Output every entry exactly as given.

--- start Given information ---

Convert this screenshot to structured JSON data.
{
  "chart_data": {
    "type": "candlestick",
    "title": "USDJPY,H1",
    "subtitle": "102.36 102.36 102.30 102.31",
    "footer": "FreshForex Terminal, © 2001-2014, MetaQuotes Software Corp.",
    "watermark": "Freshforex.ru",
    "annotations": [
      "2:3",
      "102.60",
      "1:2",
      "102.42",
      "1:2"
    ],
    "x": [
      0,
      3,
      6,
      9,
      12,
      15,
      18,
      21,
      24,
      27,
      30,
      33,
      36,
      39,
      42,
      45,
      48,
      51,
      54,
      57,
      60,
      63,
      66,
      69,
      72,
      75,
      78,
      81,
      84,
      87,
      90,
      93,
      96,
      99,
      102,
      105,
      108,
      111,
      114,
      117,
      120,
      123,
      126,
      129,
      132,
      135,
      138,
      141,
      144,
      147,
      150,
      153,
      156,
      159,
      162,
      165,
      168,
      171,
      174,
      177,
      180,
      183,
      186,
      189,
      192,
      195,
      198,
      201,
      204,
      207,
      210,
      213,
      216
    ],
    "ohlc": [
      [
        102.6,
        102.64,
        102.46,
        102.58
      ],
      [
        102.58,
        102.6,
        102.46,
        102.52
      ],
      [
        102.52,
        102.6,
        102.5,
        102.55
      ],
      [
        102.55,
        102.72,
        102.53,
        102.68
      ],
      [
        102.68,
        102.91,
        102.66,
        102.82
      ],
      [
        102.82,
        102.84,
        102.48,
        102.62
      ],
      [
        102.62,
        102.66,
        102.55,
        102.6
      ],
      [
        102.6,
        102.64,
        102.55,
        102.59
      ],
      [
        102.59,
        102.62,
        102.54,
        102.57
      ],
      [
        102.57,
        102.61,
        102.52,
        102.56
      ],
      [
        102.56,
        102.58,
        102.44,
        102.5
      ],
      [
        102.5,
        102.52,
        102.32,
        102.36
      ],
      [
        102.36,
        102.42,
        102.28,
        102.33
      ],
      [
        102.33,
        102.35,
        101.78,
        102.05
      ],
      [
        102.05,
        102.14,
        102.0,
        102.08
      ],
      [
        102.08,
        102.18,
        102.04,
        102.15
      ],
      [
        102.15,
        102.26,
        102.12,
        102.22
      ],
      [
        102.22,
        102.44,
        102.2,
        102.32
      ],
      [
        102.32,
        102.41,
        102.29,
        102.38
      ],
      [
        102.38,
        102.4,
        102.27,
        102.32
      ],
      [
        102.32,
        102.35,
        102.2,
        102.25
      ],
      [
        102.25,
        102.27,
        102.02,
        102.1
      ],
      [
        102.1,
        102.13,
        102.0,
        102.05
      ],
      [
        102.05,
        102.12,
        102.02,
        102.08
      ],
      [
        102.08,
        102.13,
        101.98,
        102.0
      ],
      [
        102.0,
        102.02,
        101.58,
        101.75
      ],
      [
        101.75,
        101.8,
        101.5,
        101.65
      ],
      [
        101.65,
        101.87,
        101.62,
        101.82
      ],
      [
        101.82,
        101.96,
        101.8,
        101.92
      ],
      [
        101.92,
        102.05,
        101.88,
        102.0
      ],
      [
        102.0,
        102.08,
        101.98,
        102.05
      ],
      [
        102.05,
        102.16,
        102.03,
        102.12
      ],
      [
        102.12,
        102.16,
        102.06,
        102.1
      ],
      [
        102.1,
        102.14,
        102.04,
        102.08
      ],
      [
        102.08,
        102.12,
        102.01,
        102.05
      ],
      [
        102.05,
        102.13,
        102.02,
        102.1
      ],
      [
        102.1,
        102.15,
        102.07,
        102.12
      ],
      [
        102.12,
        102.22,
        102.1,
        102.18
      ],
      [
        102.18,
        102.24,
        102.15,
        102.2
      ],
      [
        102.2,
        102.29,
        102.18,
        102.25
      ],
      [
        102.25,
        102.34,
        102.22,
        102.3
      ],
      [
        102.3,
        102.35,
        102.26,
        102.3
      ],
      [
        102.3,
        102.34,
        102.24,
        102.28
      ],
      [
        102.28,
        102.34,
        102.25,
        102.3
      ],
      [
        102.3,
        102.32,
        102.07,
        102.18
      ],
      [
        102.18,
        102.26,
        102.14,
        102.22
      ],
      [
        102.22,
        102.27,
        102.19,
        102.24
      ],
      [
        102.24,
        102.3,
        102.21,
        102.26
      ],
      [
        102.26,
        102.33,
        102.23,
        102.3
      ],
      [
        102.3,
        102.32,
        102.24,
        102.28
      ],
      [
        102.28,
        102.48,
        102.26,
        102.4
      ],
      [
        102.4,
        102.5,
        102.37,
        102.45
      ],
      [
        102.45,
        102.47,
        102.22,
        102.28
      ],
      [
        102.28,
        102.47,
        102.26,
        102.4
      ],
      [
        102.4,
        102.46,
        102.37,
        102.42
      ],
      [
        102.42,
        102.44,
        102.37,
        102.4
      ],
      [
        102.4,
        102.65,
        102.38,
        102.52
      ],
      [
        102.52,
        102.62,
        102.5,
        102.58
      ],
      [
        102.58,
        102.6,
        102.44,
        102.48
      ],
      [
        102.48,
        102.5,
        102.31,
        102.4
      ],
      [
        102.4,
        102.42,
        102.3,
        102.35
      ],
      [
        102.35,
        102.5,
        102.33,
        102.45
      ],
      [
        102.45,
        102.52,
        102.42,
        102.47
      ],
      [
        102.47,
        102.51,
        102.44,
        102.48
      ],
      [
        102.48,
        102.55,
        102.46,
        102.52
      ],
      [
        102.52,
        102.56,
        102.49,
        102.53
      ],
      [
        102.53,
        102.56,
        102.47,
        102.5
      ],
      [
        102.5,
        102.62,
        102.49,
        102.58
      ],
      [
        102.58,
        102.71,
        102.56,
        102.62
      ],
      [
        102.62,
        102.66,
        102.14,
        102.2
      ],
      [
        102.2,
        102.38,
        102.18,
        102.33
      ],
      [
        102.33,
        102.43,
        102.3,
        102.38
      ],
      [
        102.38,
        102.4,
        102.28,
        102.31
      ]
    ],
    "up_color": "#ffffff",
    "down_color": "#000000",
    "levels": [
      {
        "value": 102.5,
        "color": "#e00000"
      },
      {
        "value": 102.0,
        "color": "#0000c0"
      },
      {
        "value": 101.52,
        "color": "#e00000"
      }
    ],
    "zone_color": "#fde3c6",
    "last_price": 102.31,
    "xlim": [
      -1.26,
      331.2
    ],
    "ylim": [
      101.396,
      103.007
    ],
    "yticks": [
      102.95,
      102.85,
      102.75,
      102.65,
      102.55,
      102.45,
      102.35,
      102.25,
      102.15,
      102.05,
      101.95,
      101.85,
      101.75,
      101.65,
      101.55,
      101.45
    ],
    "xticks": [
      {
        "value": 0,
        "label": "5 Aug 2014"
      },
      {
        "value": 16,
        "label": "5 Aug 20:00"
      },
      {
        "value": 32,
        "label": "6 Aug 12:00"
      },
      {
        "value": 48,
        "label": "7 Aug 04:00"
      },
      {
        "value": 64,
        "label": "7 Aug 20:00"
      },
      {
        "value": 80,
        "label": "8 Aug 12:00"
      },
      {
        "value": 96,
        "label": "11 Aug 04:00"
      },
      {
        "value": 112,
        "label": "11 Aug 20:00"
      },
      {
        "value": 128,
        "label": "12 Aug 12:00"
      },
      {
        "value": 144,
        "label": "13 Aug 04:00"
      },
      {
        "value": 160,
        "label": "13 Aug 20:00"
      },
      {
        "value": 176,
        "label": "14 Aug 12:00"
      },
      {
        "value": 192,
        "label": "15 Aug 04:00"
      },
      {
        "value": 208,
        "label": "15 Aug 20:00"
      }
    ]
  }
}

--- end Given information ---

**Output of the exercise**
Convert this screenshot to structured JSON data.
{
  "chart_data": {
    "type": "candlestick",
    "title": "USDJPY,H1",
    "subtitle": "102.36 102.36 102.30 102.31",
    "footer": "FreshForex Terminal, © 2001-2014, MetaQuotes Software Corp.",
    "watermark": "Freshforex.ru",
    "annotations": [
      "2:3",
      "102.60",
      "1:2",
      "102.42",
      "1:2"
    ],
    "x": [
      0,
      3,
      6,
      9,
      12,
      15,
      18,
      21,
      24,
      27,
      30,
      33,
      36,
      39,
      42,
      45,
      48,
      51,
      54,
      57,
      60,
      63,
      66,
      69,
      72,
      75,
      78,
      81,
      84,
      87,
      90,
      93,
      96,
      99,
      102,
      105,
      108,
      111,
      114,
      117,
      120,
      123,
      126,
      129,
      132,
      135,
      138,
      141,
      144,
      147,
      150,
      153,
      156,
      159,
      162,
      165,
      168,
      171,
      174,
      177,
      180,
      183,
      186,
      189,
      192,
      195,
      198,
      201,
      204,
      207,
      210,
      213,
      216
    ],
    "ohlc": [
      [
        102.6,
        102.64,
        102.46,
        102.58
      ],
      [
        102.58,
        102.6,
        102.46,
        102.52
      ],
      [
        102.52,
        102.6,
        102.5,
        102.55
      ],
      [
        102.55,
        102.72,
        102.53,
        102.68
      ],
      [
        102.68,
        102.91,
        102.66,
        102.82
      ],
      [
        102.82,
        102.84,
        102.48,
        102.62
      ],
      [
        102.62,
        102.66,
        102.55,
        102.6
      ],
      [
        102.6,
        102.64,
        102.55,
        102.59
      ],
      [
        102.59,
        102.62,
        102.54,
        102.57
      ],
      [
        102.57,
        102.61,
        102.52,
        102.56
      ],
      [
        102.56,
        102.58,
        102.44,
        102.5
      ],
      [
        102.5,
        102.52,
        102.32,
        102.36
      ],
      [
        102.36,
        102.42,
        102.28,
        102.33
      ],
      [
        102.33,
        102.35,
        101.78,
        102.05
      ],
      [
        102.05,
        102.14,
        102.0,
        102.08
      ],
      [
        102.08,
        102.18,
        102.04,
        102.15
      ],
      [
        102.15,
        102.26,
        102.12,
        102.22
      ],
      [
        102.22,
        102.44,
        102.2,
        102.32
      ],
      [
        102.32,
        102.41,
        102.29,
        102.38
      ],
      [
        102.38,
        102.4,
        102.27,
        102.32
      ],
      [
        102.32,
        102.35,
        102.2,
        102.25
      ],
      [
        102.25,
        102.27,
        102.02,
        102.1
      ],
      [
        102.1,
        102.13,
        102.0,
        102.05
      ],
      [
        102.05,
        102.12,
        102.02,
        102.08
      ],
      [
        102.08,
        102.13,
        101.98,
        102.0
      ],
      [
        102.0,
        102.02,
        101.58,
        101.75
      ],
      [
        101.75,
        101.8,
        101.5,
        101.65
      ],
      [
        101.65,
        101.87,
        101.62,
        101.82
      ],
      [
        101.82,
        101.96,
        101.8,
        101.92
      ],
      [
        101.92,
        102.05,
        101.88,
        102.0
      ],
      [
        102.0,
        102.08,
        101.98,
        102.05
      ],
      [
        102.05,
        102.16,
        102.03,
        102.12
      ],
      [
        102.12,
        102.16,
        102.06,
        102.1
      ],
      [
        102.1,
        102.14,
        102.04,
        102.08
      ],
      [
        102.08,
        102.12,
        102.01,
        102.05
      ],
      [
        102.05,
        102.13,
        102.02,
        102.1
      ],
      [
        102.1,
        102.15,
        102.07,
        102.12
      ],
      [
        102.12,
        102.22,
        102.1,
        102.18
      ],
      [
        102.18,
        102.24,
        102.15,
        102.2
      ],
      [
        102.2,
        102.29,
        102.18,
        102.25
      ],
      [
        102.25,
        102.34,
        102.22,
        102.3
      ],
      [
        102.3,
        102.35,
        102.26,
        102.3
      ],
      [
        102.3,
        102.34,
        102.24,
        102.28
      ],
      [
        102.28,
        102.34,
        102.25,
        102.3
      ],
      [
        102.3,
        102.32,
        102.07,
        102.18
      ],
      [
        102.18,
        102.26,
        102.14,
        102.22
      ],
      [
        102.22,
        102.27,
        102.19,
        102.24
      ],
      [
        102.24,
        102.3,
        102.21,
        102.26
      ],
      [
        102.26,
        102.33,
        102.23,
        102.3
      ],
      [
        102.3,
        102.32,
        102.24,
        102.28
      ],
      [
        102.28,
        102.48,
        102.26,
        102.4
      ],
      [
        102.4,
        102.5,
        102.37,
        102.45
      ],
      [
        102.45,
        102.47,
        102.22,
        102.28
      ],
      [
        102.28,
        102.47,
        102.26,
        102.4
      ],
      [
        102.4,
        102.46,
        102.37,
        102.42
      ],
      [
        102.42,
        102.44,
        102.37,
        102.4
      ],
      [
        102.4,
        102.65,
        102.38,
        102.52
      ],
      [
        102.52,
        102.62,
        102.5,
        102.58
      ],
      [
        102.58,
        102.6,
        102.44,
        102.48
      ],
      [
        102.48,
        102.5,
        102.31,
        102.4
      ],
      [
        102.4,
        102.42,
        102.3,
        102.35
      ],
      [
        102.35,
        102.5,
        102.33,
        102.45
      ],
      [
        102.45,
        102.52,
        102.42,
        102.47
      ],
      [
        102.47,
        102.51,
        102.44,
        102.48
      ],
      [
        102.48,
        102.55,
        102.46,
        102.52
      ],
      [
        102.52,
        102.56,
        102.49,
        102.53
      ],
      [
        102.53,
        102.56,
        102.47,
        102.5
      ],
      [
        102.5,
        102.62,
        102.49,
        102.58
      ],
      [
        102.58,
        102.71,
        102.56,
        102.62
      ],
      [
        102.62,
        102.66,
        102.14,
        102.2
      ],
      [
        102.2,
        102.38,
        102.18,
        102.33
      ],
      [
        102.33,
        102.43,
        102.3,
        102.38
      ],
      [
        102.38,
        102.4,
        102.28,
        102.31
      ]
    ],
    "up_color": "#ffffff",
    "down_color": "#000000",
    "levels": [
      {
        "value": 102.5,
        "color": "#e00000"
      },
      {
        "value": 102.0,
        "color": "#0000c0"
      },
      {
        "value": 101.52,
        "color": "#e00000"
      }
    ],
    "zone_color": "#fde3c6",
    "last_price": 102.31,
    "xlim": [
      -1.26,
      331.2
    ],
    "ylim": [
      101.396,
      103.007
    ],
    "yticks": [
      102.95,
      102.85,
      102.75,
      102.65,
      102.55,
      102.45,
      102.35,
      102.25,
      102.15,
      102.05,
      101.95,
      101.85,
      101.75,
      101.65,
      101.55,
      101.45
    ],
    "xticks": [
      {
        "value": 0,
        "label": "5 Aug 2014"
      },
      {
        "value": 16,
        "label": "5 Aug 20:00"
      },
      {
        "value": 32,
        "label": "6 Aug 12:00"
      },
      {
        "value": 48,
        "label": "7 Aug 04:00"
      },
      {
        "value": 64,
        "label": "7 Aug 20:00"
      },
      {
        "value": 80,
        "label": "8 Aug 12:00"
      },
      {
        "value": 96,
        "label": "11 Aug 04:00"
      },
      {
        "value": 112,
        "label": "11 Aug 20:00"
      },
      {
        "value": 128,
        "label": "12 Aug 12:00"
      },
      {
        "value": 144,
        "label": "13 Aug 04:00"
      },
      {
        "value": 160,
        "label": "13 Aug 20:00"
      },
      {
        "value": 176,
        "label": "14 Aug 12:00"
      },
      {
        "value": 192,
        "label": "15 Aug 04:00"
      },
      {
        "value": 208,
        "label": "15 Aug 20:00"
      }
    ]
  }
}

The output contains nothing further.